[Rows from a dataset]
########################################

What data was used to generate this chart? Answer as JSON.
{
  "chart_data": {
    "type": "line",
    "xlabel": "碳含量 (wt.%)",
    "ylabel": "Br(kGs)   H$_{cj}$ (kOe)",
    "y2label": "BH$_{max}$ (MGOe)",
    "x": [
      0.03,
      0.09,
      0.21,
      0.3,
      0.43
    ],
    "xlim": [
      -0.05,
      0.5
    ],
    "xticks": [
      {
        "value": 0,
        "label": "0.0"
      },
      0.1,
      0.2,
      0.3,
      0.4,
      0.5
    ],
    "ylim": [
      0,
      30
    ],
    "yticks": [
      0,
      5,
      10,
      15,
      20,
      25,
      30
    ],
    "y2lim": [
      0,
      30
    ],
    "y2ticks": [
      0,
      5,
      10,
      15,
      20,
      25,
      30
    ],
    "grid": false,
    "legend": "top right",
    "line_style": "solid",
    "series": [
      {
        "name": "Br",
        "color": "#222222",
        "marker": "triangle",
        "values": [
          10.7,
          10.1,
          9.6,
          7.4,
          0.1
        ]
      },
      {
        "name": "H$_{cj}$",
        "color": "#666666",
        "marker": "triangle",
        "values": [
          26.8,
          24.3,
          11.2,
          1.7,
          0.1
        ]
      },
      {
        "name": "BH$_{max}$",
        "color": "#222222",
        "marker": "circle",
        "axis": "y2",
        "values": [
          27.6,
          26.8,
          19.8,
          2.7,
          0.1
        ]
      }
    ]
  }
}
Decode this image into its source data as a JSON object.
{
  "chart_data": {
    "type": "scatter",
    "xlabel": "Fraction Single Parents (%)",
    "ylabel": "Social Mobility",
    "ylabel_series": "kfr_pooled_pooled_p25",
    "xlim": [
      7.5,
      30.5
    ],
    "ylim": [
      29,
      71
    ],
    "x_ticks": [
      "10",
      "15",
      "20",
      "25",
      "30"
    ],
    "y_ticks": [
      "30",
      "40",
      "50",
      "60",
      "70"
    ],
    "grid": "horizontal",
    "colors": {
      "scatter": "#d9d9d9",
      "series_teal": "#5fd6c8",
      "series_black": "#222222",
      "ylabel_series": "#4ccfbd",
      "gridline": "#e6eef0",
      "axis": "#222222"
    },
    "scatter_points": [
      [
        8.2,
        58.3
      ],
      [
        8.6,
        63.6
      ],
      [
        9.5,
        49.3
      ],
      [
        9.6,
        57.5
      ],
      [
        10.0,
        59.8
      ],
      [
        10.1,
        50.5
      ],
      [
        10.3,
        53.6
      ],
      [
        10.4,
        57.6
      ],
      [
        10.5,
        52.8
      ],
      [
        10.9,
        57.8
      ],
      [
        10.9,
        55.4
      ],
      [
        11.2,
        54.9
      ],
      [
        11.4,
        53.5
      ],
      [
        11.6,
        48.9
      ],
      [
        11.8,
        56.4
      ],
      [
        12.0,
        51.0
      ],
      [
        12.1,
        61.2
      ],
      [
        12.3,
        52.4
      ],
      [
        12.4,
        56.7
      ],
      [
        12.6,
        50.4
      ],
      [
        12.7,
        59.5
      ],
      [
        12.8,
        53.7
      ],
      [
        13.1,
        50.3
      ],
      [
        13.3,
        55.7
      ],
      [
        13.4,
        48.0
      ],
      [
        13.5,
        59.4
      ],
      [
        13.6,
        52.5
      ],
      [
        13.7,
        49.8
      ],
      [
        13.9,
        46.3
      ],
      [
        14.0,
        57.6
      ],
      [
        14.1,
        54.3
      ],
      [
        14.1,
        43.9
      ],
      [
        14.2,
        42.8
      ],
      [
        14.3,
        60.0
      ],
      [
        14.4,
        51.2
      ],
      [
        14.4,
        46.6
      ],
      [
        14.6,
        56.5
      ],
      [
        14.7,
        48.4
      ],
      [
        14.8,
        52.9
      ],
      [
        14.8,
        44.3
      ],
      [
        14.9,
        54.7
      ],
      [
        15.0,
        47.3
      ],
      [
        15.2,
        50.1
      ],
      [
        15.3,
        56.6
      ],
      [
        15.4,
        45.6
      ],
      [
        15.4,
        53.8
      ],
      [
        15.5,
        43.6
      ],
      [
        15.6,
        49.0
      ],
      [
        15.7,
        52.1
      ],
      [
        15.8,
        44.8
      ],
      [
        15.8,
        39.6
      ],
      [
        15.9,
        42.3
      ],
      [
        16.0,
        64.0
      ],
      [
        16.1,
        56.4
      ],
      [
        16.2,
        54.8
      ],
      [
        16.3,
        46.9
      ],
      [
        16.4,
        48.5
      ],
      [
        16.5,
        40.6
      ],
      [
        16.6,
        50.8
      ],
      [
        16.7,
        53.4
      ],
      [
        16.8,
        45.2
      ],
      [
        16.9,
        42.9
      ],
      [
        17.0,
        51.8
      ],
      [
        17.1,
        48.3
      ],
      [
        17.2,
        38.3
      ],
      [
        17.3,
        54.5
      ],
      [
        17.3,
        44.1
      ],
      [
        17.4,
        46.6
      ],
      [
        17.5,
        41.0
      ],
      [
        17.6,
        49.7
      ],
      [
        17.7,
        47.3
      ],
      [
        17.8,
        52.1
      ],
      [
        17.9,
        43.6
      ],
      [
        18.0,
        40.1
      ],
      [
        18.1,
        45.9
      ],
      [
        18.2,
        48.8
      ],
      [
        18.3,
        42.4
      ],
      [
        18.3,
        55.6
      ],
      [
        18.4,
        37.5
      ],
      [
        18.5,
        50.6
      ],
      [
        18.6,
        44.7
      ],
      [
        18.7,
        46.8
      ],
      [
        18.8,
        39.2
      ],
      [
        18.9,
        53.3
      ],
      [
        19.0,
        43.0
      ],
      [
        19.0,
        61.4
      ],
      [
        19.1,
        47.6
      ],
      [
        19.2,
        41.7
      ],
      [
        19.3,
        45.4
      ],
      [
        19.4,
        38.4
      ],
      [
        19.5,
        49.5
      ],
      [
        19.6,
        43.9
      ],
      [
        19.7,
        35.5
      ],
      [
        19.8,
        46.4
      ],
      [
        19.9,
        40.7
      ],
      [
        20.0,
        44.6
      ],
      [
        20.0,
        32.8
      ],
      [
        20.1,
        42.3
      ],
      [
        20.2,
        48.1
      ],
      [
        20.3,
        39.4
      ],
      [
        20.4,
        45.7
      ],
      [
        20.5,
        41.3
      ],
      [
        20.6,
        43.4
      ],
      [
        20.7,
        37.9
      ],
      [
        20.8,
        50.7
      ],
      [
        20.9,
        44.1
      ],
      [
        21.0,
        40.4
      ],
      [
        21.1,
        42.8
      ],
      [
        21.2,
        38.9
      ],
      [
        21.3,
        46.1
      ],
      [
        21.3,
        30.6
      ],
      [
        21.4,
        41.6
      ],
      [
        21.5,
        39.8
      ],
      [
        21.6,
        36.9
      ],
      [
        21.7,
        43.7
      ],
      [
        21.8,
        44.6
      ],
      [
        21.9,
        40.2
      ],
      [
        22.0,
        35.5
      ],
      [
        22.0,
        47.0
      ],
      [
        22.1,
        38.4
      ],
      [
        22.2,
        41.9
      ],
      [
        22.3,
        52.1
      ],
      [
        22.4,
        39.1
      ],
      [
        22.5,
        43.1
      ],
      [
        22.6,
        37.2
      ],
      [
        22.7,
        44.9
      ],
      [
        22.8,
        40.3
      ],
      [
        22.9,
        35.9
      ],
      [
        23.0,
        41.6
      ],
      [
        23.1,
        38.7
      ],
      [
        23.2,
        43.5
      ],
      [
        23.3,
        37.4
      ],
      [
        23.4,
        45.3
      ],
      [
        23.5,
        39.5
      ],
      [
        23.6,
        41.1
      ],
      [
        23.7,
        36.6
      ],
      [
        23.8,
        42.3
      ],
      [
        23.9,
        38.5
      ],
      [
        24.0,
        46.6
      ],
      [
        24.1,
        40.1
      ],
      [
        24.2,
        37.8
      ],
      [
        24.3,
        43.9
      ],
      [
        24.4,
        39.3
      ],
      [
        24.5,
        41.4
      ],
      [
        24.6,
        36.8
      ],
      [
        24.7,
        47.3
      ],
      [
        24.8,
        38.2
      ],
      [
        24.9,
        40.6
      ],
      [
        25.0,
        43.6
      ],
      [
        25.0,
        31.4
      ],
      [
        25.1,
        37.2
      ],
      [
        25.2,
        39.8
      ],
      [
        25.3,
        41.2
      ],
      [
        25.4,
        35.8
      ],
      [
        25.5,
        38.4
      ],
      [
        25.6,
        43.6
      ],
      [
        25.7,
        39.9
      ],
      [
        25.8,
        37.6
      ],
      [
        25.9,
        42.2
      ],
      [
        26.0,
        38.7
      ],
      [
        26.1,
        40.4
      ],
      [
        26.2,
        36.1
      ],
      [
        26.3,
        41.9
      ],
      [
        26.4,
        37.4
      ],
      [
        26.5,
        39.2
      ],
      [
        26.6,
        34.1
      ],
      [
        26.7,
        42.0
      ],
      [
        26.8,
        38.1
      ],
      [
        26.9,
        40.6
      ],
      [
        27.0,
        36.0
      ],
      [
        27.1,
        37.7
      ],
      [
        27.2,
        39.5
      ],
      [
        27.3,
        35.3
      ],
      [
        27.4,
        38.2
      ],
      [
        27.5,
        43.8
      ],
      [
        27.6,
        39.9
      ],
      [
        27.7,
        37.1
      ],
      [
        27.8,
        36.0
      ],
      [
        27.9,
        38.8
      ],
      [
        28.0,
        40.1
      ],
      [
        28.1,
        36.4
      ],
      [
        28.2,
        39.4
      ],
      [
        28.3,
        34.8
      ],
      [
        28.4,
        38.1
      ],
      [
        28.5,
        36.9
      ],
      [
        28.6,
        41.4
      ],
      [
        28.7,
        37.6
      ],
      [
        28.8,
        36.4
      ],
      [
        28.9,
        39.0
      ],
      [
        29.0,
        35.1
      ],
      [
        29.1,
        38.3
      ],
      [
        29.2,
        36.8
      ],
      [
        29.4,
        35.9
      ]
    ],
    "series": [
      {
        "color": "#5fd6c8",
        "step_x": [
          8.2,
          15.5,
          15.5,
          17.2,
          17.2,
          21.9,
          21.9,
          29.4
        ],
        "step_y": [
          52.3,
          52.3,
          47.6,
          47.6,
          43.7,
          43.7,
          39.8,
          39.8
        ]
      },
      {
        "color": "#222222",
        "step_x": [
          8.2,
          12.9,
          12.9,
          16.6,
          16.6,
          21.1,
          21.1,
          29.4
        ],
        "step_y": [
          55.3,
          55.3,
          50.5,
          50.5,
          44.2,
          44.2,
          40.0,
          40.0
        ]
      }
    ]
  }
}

########################################

▶ _Work required_: Return all the lines that contain the string "JSON".

▶ _Completed task_:
What data was used to generate this chart? Answer as JSON.
Decode this image into its source data as a JSON object.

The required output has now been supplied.